[Data extracted from a collection]
=====

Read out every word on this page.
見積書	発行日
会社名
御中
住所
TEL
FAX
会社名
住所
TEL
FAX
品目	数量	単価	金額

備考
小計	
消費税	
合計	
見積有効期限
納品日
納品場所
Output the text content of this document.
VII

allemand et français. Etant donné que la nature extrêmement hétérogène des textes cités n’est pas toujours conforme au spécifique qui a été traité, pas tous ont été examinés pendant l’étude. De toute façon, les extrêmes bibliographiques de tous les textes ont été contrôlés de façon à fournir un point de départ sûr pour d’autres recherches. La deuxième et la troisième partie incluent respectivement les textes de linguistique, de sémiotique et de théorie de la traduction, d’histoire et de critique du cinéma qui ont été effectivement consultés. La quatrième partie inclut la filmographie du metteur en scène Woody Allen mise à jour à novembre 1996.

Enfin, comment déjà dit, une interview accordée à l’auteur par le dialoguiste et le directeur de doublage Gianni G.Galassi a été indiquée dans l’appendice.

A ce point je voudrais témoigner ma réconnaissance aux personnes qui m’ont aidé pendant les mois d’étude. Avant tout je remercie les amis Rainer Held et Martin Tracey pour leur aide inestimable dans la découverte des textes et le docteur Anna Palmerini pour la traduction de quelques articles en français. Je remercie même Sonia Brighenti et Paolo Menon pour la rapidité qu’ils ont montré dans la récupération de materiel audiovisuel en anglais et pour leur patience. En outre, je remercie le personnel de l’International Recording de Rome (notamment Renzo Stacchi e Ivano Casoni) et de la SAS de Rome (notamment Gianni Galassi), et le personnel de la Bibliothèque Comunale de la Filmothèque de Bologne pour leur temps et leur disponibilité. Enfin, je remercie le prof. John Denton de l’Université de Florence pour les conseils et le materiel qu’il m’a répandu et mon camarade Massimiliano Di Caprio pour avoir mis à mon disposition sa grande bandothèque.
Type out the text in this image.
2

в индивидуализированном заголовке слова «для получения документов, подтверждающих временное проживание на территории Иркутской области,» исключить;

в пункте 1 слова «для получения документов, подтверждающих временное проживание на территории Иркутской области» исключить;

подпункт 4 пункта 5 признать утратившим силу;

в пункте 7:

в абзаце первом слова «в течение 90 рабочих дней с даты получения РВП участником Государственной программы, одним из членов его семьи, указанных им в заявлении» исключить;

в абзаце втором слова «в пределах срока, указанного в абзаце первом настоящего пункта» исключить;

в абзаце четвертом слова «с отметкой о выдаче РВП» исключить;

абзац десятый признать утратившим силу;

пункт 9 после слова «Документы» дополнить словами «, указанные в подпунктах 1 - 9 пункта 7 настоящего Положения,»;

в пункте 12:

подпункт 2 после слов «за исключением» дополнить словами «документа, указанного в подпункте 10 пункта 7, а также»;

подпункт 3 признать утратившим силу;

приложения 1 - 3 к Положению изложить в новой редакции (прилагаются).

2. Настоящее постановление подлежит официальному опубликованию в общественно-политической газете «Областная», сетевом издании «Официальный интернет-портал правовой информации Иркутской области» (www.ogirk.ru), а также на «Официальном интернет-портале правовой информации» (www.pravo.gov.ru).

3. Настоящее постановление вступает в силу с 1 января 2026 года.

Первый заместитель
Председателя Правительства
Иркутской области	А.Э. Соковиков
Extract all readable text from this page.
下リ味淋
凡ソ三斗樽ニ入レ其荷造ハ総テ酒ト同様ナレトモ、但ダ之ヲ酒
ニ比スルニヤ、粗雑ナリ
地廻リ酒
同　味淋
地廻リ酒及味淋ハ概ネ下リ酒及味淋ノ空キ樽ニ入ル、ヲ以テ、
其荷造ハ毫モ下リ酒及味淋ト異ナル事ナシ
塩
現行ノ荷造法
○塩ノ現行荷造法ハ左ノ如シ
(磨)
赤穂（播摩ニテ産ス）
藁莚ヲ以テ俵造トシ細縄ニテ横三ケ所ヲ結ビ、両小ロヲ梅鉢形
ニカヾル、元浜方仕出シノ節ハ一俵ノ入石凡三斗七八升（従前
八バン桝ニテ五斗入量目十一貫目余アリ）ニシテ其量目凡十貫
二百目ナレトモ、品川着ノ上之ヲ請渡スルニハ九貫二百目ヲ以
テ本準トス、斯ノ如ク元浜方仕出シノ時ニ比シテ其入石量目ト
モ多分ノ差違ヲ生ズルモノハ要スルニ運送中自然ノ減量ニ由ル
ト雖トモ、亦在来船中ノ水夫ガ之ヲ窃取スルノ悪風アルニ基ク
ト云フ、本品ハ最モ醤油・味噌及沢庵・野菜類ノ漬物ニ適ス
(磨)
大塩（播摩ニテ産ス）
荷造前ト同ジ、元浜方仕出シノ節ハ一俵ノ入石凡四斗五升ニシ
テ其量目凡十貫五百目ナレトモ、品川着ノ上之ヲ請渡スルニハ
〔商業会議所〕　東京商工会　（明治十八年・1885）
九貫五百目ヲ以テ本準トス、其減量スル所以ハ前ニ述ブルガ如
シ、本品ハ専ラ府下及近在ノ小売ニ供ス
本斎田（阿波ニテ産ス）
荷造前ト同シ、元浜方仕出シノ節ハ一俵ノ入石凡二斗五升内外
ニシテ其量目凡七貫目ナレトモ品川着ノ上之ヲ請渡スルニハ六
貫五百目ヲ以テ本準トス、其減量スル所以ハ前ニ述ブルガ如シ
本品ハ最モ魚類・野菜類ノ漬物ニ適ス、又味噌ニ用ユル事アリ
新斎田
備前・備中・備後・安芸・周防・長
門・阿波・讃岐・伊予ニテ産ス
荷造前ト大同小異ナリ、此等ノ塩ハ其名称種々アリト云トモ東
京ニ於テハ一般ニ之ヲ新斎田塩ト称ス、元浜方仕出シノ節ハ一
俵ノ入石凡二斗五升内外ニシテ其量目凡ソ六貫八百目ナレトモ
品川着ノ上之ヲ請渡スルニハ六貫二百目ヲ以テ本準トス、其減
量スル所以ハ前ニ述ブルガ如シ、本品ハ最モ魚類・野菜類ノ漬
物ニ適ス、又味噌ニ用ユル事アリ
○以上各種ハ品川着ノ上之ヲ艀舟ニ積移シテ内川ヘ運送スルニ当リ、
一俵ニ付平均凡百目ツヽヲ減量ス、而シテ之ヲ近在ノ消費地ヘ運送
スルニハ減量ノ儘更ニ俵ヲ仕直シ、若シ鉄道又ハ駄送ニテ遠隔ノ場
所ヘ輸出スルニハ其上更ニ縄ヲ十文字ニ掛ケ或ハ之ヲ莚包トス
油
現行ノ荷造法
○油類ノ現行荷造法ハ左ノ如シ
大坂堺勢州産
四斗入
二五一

=====

• **YOUR INSTRUCTIONS**
Write down all the entries again without a single difference.

• **SOLUTION TO THIS TASK**
Read out every word on this page.
見積書	発行日
会社名
御中
住所
TEL
FAX
会社名
住所
TEL
FAX
品目	数量	単価	金額

備考
小計	
消費税	
合計	
見積有効期限
納品日
納品場所
Output the text content of this document.
VII

allemand et français. Etant donné que la nature extrêmement hétérogène des textes cités n’est pas toujours conforme au spécifique qui a été traité, pas tous ont été examinés pendant l’étude. De toute façon, les extrêmes bibliographiques de tous les textes ont été contrôlés de façon à fournir un point de départ sûr pour d’autres recherches. La deuxième et la troisième partie incluent respectivement les textes de linguistique, de sémiotique et de théorie de la traduction, d’histoire et de critique du cinéma qui ont été effectivement consultés. La quatrième partie inclut la filmographie du metteur en scène Woody Allen mise à jour à novembre 1996.

Enfin, comment déjà dit, une interview accordée à l’auteur par le dialoguiste et le directeur de doublage Gianni G.Galassi a été indiquée dans l’appendice.

A ce point je voudrais témoigner ma réconnaissance aux personnes qui m’ont aidé pendant les mois d’étude. Avant tout je remercie les amis Rainer Held et Martin Tracey pour leur aide inestimable dans la découverte des textes et le docteur Anna Palmerini pour la traduction de quelques articles en français. Je remercie même Sonia Brighenti et Paolo Menon pour la rapidité qu’ils ont montré dans la récupération de materiel audiovisuel en anglais et pour leur patience. En outre, je remercie le personnel de l’International Recording de Rome (notamment Renzo Stacchi e Ivano Casoni) et de la SAS de Rome (notamment Gianni Galassi), et le personnel de la Bibliothèque Comunale de la Filmothèque de Bologne pour leur temps et leur disponibilité. Enfin, je remercie le prof. John Denton de l’Université de Florence pour les conseils et le materiel qu’il m’a répandu et mon camarade Massimiliano Di Caprio pour avoir mis à mon disposition sa grande bandothèque.
Type out the text in this image.
2

в индивидуализированном заголовке слова «для получения документов, подтверждающих временное проживание на территории Иркутской области,» исключить;

в пункте 1 слова «для получения документов, подтверждающих временное проживание на территории Иркутской области» исключить;

подпункт 4 пункта 5 признать утратившим силу;

в пункте 7:

в абзаце первом слова «в течение 90 рабочих дней с даты получения РВП участником Государственной программы, одним из членов его семьи, указанных им в заявлении» исключить;

в абзаце втором слова «в пределах срока, указанного в абзаце первом настоящего пункта» исключить;

в абзаце четвертом слова «с отметкой о выдаче РВП» исключить;

абзац десятый признать утратившим силу;

пункт 9 после слова «Документы» дополнить словами «, указанные в подпунктах 1 - 9 пункта 7 настоящего Положения,»;

в пункте 12:

подпункт 2 после слов «за исключением» дополнить словами «документа, указанного в подпункте 10 пункта 7, а также»;

подпункт 3 признать утратившим силу;

приложения 1 - 3 к Положению изложить в новой редакции (прилагаются).

2. Настоящее постановление подлежит официальному опубликованию в общественно-политической газете «Областная», сетевом издании «Официальный интернет-портал правовой информации Иркутской области» (www.ogirk.ru), а также на «Официальном интернет-портале правовой информации» (www.pravo.gov.ru).

3. Настоящее постановление вступает в силу с 1 января 2026 года.

Первый заместитель
Председателя Правительства
Иркутской области	А.Э. Соковиков
Extract all readable text from this page.
下リ味淋
凡ソ三斗樽ニ入レ其荷造ハ総テ酒ト同様ナレトモ、但ダ之ヲ酒
ニ比スルニヤ、粗雑ナリ
地廻リ酒
同　味淋
地廻リ酒及味淋ハ概ネ下リ酒及味淋ノ空キ樽ニ入ル、ヲ以テ、
其荷造ハ毫モ下リ酒及味淋ト異ナル事ナシ
塩
現行ノ荷造法
○塩ノ現行荷造法ハ左ノ如シ
(磨)
赤穂（播摩ニテ産ス）
藁莚ヲ以テ俵造トシ細縄ニテ横三ケ所ヲ結ビ、両小ロヲ梅鉢形
ニカヾル、元浜方仕出シノ節ハ一俵ノ入石凡三斗七八升（従前
八バン桝ニテ五斗入量目十一貫目余アリ）ニシテ其量目凡十貫
二百目ナレトモ、品川着ノ上之ヲ請渡スルニハ九貫二百目ヲ以
テ本準トス、斯ノ如ク元浜方仕出シノ時ニ比シテ其入石量目ト
モ多分ノ差違ヲ生ズルモノハ要スルニ運送中自然ノ減量ニ由ル
ト雖トモ、亦在来船中ノ水夫ガ之ヲ窃取スルノ悪風アルニ基ク
ト云フ、本品ハ最モ醤油・味噌及沢庵・野菜類ノ漬物ニ適ス
(磨)
大塩（播摩ニテ産ス）
荷造前ト同ジ、元浜方仕出シノ節ハ一俵ノ入石凡四斗五升ニシ
テ其量目凡十貫五百目ナレトモ、品川着ノ上之ヲ請渡スルニハ
〔商業会議所〕　東京商工会　（明治十八年・1885）
九貫五百目ヲ以テ本準トス、其減量スル所以ハ前ニ述ブルガ如
シ、本品ハ専ラ府下及近在ノ小売ニ供ス
本斎田（阿波ニテ産ス）
荷造前ト同シ、元浜方仕出シノ節ハ一俵ノ入石凡二斗五升内外
ニシテ其量目凡七貫目ナレトモ品川着ノ上之ヲ請渡スルニハ六
貫五百目ヲ以テ本準トス、其減量スル所以ハ前ニ述ブルガ如シ
本品ハ最モ魚類・野菜類ノ漬物ニ適ス、又味噌ニ用ユル事アリ
新斎田
備前・備中・備後・安芸・周防・長
門・阿波・讃岐・伊予ニテ産ス
荷造前ト大同小異ナリ、此等ノ塩ハ其名称種々アリト云トモ東
京ニ於テハ一般ニ之ヲ新斎田塩ト称ス、元浜方仕出シノ節ハ一
俵ノ入石凡二斗五升内外ニシテ其量目凡ソ六貫八百目ナレトモ
品川着ノ上之ヲ請渡スルニハ六貫二百目ヲ以テ本準トス、其減
量スル所以ハ前ニ述ブルガ如シ、本品ハ最モ魚類・野菜類ノ漬
物ニ適ス、又味噌ニ用ユル事アリ
○以上各種ハ品川着ノ上之ヲ艀舟ニ積移シテ内川ヘ運送スルニ当リ、
一俵ニ付平均凡百目ツヽヲ減量ス、而シテ之ヲ近在ノ消費地ヘ運送
スルニハ減量ノ儘更ニ俵ヲ仕直シ、若シ鉄道又ハ駄送ニテ遠隔ノ場
所ヘ輸出スルニハ其上更ニ縄ヲ十文字ニ掛ケ或ハ之ヲ莚包トス
油
現行ノ荷造法
○油類ノ現行荷造法ハ左ノ如シ
大坂堺勢州産
四斗入
二五一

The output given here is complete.